→ WORK REQUIRED
Scan the lines and state how many carry "服装与服饰设计系". Leave out everything but the number.

→ ROWS
+-------+

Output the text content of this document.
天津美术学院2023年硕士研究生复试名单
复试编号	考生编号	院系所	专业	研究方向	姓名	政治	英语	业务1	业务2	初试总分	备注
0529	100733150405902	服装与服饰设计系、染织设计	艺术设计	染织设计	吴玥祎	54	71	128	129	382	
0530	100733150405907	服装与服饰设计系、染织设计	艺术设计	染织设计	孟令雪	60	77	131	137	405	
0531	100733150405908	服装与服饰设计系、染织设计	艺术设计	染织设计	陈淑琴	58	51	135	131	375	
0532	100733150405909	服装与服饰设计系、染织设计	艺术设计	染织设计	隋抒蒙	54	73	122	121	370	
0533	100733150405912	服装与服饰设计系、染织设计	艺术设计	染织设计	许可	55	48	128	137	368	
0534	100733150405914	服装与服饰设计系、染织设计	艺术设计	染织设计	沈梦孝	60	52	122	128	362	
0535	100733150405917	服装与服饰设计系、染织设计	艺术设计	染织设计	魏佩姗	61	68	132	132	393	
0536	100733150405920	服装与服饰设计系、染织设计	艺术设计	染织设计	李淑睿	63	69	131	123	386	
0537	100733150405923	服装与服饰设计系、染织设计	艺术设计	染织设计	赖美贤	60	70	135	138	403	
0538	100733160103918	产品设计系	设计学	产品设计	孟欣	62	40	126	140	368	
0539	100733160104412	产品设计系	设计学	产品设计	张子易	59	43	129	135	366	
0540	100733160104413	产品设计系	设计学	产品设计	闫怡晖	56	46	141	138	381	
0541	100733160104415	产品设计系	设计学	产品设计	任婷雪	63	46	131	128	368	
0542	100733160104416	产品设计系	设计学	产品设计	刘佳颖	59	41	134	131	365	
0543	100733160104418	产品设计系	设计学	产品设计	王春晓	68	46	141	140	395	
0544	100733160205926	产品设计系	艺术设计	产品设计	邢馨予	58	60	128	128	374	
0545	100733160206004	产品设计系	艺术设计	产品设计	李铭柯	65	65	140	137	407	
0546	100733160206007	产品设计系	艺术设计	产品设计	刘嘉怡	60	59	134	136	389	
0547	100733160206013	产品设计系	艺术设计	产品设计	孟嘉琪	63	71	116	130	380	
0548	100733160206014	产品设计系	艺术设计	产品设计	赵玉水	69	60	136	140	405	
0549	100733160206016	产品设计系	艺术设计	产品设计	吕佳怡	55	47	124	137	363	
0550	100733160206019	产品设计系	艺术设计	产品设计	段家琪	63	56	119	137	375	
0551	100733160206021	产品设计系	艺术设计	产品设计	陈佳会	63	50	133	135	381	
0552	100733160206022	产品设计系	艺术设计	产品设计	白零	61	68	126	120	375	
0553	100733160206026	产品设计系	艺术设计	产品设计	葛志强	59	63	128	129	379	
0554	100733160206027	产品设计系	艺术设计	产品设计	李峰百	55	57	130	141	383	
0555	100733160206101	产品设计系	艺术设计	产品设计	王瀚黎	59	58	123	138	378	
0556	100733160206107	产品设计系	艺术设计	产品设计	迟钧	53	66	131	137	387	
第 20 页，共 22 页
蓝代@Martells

+-------+

→ FINAL RESULT
9